- _GIVEN INFORMATION_
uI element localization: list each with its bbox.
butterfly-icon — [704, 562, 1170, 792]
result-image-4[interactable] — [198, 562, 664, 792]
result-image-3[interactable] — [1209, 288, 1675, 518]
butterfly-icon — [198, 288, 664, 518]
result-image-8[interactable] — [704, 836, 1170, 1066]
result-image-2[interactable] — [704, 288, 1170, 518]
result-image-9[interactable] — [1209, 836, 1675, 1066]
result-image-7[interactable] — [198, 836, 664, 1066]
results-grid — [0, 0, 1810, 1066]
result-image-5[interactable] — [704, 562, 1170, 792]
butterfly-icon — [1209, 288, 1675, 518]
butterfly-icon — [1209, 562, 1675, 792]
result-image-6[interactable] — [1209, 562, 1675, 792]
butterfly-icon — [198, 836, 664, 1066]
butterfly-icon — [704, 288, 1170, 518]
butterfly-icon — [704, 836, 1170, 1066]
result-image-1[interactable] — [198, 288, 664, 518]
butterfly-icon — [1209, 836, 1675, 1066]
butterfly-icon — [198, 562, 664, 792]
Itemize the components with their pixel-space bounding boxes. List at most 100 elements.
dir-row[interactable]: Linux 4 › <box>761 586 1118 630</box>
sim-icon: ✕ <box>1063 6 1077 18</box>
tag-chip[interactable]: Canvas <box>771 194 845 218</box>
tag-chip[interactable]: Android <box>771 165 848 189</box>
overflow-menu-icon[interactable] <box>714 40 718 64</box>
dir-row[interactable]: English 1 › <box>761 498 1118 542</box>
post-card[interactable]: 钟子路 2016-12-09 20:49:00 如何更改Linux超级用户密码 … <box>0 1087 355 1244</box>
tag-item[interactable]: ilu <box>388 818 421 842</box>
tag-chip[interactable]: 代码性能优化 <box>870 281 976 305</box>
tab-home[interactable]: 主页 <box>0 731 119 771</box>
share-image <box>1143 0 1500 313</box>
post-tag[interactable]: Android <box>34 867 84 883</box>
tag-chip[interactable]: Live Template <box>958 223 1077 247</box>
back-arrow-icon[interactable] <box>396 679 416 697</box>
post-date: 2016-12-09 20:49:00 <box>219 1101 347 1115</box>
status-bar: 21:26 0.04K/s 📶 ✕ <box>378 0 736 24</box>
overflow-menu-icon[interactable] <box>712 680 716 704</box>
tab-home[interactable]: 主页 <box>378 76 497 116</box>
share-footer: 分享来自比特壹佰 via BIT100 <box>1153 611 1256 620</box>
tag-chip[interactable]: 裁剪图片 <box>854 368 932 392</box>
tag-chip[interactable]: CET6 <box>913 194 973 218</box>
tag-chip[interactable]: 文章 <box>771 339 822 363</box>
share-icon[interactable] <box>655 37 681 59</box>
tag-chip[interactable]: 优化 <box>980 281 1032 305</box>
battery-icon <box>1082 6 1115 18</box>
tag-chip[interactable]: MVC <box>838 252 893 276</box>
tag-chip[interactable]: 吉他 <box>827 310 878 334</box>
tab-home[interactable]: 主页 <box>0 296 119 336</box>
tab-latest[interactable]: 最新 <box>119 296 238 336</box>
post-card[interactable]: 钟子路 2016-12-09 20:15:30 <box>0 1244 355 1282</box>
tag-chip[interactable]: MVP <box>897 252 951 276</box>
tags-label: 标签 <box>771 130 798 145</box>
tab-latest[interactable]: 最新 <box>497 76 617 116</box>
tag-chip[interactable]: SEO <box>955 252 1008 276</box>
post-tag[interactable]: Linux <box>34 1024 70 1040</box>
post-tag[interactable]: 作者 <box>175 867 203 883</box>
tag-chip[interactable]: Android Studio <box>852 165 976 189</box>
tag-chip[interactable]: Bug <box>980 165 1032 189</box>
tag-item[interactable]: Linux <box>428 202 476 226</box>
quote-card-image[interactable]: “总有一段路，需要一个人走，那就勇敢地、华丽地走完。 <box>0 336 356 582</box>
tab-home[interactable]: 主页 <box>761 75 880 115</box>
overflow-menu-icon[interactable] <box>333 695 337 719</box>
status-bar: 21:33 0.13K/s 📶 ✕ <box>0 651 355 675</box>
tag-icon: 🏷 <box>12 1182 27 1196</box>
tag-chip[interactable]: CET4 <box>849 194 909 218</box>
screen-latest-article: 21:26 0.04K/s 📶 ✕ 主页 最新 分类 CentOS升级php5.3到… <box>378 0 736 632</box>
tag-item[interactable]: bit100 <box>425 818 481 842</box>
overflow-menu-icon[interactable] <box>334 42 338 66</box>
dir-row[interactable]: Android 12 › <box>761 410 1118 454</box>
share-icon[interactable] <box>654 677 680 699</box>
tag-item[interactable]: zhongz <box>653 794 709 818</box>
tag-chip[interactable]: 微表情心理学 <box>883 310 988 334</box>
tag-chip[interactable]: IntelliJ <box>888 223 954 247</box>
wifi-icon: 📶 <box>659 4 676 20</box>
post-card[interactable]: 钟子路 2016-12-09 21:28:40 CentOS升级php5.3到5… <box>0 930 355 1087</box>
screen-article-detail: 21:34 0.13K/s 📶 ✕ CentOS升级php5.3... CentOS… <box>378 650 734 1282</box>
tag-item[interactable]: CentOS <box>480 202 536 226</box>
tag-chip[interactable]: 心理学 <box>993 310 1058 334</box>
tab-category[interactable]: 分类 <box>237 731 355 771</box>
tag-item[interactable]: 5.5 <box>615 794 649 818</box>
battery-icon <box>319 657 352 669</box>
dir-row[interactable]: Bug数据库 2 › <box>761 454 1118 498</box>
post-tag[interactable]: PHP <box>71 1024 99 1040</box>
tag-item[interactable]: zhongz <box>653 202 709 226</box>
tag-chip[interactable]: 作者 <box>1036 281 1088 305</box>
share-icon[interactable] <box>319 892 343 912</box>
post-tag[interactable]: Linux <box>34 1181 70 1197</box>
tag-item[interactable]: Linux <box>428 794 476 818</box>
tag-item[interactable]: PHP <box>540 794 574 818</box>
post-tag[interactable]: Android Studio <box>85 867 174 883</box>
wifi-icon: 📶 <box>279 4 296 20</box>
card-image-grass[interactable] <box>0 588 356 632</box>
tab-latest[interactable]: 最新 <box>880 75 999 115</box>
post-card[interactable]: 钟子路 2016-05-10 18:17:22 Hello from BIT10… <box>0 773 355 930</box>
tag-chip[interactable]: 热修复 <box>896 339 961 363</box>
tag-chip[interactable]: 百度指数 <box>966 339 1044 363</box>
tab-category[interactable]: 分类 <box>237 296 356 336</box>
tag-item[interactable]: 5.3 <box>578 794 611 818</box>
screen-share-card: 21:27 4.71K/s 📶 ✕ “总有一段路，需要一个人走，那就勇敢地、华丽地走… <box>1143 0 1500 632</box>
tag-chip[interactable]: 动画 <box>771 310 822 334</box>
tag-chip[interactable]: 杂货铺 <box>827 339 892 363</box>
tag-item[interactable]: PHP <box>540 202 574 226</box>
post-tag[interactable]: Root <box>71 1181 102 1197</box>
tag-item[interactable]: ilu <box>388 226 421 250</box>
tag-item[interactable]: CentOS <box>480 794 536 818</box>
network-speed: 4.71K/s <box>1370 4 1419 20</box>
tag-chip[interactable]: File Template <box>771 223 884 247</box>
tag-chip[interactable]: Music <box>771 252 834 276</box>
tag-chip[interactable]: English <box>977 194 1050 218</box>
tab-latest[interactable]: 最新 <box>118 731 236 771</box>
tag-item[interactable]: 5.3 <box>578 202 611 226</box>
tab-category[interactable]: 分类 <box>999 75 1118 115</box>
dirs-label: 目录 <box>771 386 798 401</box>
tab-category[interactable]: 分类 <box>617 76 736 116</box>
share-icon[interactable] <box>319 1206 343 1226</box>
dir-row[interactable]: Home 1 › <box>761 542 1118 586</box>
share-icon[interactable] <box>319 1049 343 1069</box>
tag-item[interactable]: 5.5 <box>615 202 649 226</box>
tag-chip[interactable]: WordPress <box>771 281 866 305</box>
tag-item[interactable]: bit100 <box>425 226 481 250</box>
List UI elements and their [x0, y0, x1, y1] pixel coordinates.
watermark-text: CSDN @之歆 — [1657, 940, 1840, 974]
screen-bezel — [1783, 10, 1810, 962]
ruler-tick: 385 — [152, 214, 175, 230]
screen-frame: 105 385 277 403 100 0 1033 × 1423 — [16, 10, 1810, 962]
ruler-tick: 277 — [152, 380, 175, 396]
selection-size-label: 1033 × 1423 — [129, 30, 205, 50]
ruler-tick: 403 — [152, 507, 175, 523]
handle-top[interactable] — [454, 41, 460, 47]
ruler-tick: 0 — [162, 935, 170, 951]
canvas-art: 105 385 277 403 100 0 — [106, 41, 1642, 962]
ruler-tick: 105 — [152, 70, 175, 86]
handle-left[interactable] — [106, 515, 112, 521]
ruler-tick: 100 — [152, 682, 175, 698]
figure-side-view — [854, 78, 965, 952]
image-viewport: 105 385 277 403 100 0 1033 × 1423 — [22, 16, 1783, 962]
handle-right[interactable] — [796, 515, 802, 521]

- _WRITTEN INSTRUCTION_
Return every line from the start of the material down to the line containing "butterfly-icon — [198, 288, 664, 518]", with both ends included, and reproduce each line unchanged.

- _SOLUTION TO THE EXERCISE_
uI element localization: list each with its bbox.
butterfly-icon — [704, 562, 1170, 792]
result-image-4[interactable] — [198, 562, 664, 792]
result-image-3[interactable] — [1209, 288, 1675, 518]
butterfly-icon — [198, 288, 664, 518]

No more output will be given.